• RECORDS SHOWN:
((
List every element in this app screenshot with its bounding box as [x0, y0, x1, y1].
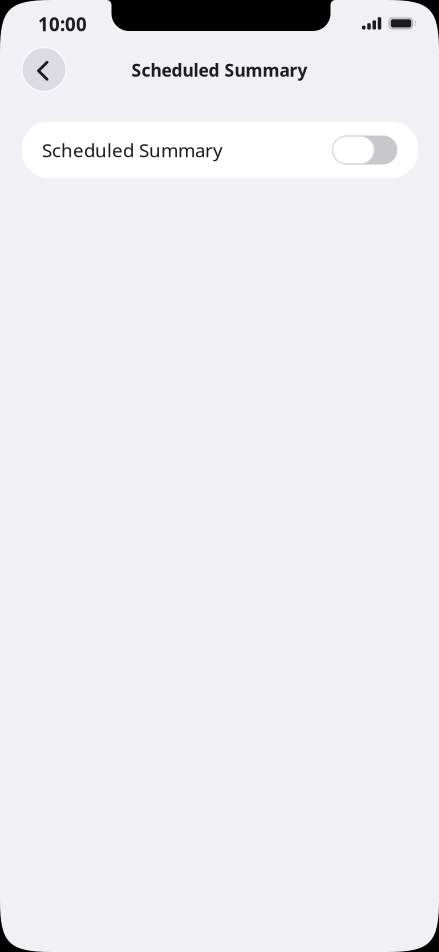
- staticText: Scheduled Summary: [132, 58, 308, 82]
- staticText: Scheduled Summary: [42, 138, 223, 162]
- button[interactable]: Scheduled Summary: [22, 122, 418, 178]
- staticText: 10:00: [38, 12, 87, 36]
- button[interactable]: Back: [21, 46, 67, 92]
))
((
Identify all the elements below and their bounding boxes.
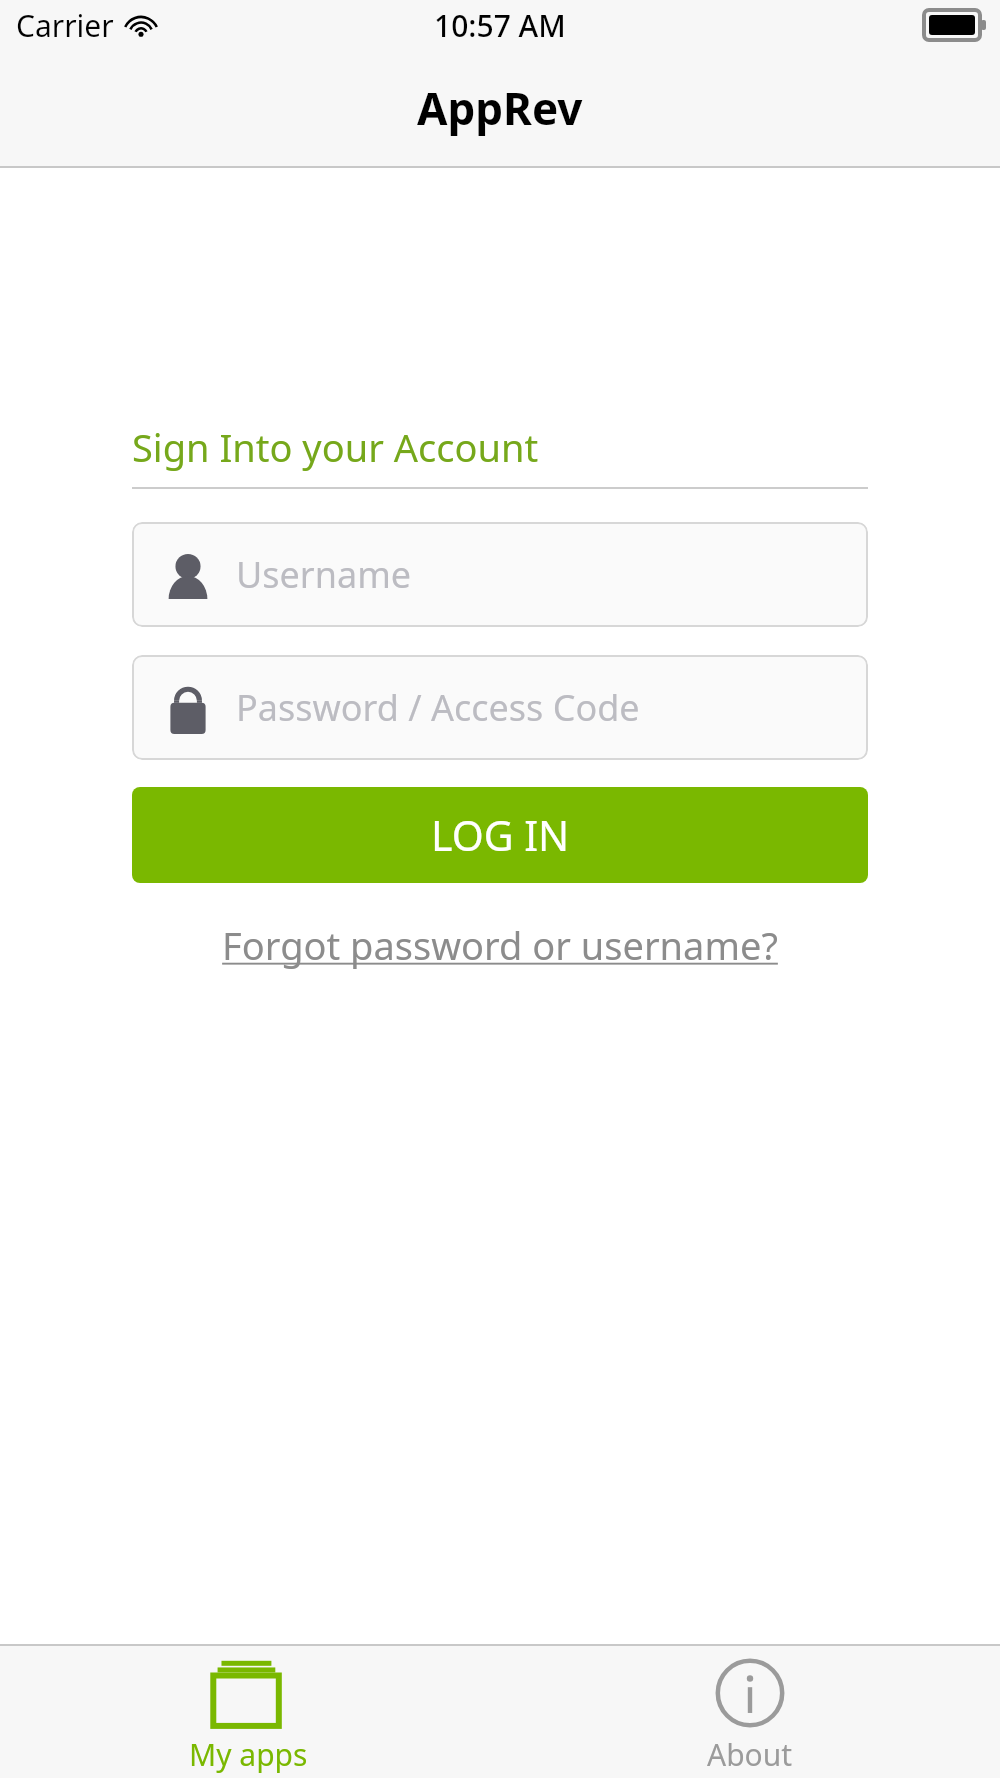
))
((
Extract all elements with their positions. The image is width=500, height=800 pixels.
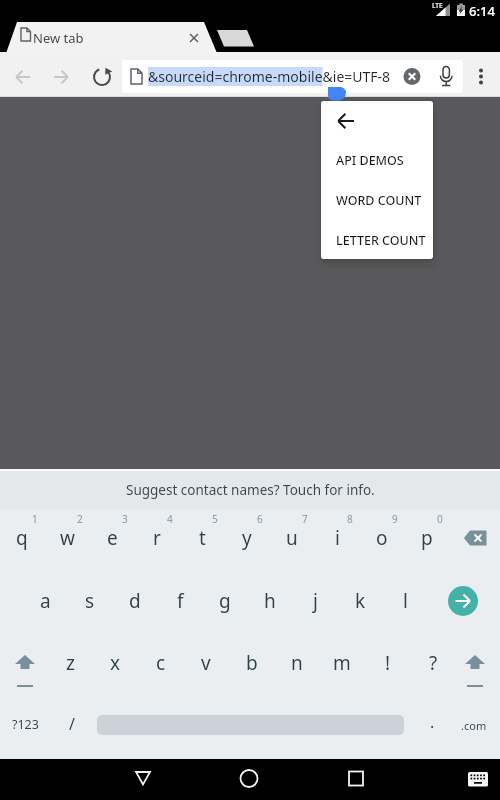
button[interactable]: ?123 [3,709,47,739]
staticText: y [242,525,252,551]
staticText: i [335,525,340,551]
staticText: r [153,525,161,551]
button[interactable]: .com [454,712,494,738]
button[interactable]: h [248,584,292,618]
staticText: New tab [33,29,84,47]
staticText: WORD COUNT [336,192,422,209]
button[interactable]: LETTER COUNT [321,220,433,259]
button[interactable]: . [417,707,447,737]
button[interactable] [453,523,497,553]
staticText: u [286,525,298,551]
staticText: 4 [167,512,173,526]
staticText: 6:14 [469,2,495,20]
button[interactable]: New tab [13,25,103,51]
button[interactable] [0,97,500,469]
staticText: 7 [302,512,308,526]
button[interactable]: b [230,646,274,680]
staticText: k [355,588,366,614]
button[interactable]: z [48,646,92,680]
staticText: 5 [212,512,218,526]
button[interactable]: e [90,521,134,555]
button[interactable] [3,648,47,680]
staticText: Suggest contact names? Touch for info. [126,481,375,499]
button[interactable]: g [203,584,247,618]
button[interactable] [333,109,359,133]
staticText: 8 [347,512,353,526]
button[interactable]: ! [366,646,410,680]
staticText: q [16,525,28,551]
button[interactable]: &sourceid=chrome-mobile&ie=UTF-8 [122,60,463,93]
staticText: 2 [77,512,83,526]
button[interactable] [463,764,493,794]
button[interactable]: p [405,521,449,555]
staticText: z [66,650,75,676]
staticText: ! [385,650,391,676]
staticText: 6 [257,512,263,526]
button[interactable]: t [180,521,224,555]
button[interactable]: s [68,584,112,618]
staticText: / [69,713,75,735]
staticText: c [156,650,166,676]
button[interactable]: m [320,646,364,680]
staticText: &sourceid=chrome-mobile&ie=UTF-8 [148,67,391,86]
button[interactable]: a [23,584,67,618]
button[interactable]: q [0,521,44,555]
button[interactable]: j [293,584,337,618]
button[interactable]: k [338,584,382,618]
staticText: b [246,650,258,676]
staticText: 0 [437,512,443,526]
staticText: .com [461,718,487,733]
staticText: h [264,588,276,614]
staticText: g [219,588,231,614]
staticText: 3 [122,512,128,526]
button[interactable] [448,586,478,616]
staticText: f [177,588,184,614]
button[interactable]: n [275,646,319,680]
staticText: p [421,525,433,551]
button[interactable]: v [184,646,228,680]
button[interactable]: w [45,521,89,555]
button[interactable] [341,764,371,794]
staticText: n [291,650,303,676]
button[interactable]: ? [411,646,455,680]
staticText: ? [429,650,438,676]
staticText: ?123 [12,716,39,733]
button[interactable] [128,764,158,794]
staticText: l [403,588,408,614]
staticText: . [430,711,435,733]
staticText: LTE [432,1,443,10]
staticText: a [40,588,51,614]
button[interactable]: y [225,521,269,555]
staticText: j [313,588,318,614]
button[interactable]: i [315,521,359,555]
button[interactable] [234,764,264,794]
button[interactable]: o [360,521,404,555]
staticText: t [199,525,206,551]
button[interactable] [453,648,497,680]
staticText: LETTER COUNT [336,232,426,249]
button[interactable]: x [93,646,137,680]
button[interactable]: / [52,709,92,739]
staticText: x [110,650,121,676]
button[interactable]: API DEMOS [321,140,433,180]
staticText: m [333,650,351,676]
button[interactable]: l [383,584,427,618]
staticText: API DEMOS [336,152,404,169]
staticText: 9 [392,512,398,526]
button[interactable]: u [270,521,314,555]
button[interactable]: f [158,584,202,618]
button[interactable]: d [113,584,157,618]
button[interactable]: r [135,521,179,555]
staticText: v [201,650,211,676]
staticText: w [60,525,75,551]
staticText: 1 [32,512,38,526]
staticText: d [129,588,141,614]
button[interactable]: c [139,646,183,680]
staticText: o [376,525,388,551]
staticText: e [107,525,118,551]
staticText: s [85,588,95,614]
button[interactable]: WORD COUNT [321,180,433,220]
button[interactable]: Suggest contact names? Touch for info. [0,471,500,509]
))
• WRITTEN INSTRUCTION: Please format the lines between the one holding "List every element" and the one holding "- button[interactable]: Back: [21, 46, 67, 92]", inclusive, as a JSON list of strings, one string per line, with blank lines omitted. Leave the picture out of the list.

• THE COMPLETED TASK:
[
  "List every element in this app screenshot with its bounding box as [x0, y0, x1, y1].",
  "- staticText: Scheduled Summary: [132, 58, 308, 82]",
  "- staticText: Scheduled Summary: [42, 138, 223, 162]",
  "- button[interactable]: Scheduled Summary: [22, 122, 418, 178]",
  "- staticText: 10:00: [38, 12, 87, 36]",
  "- button[interactable]: Back: [21, 46, 67, 92]"
]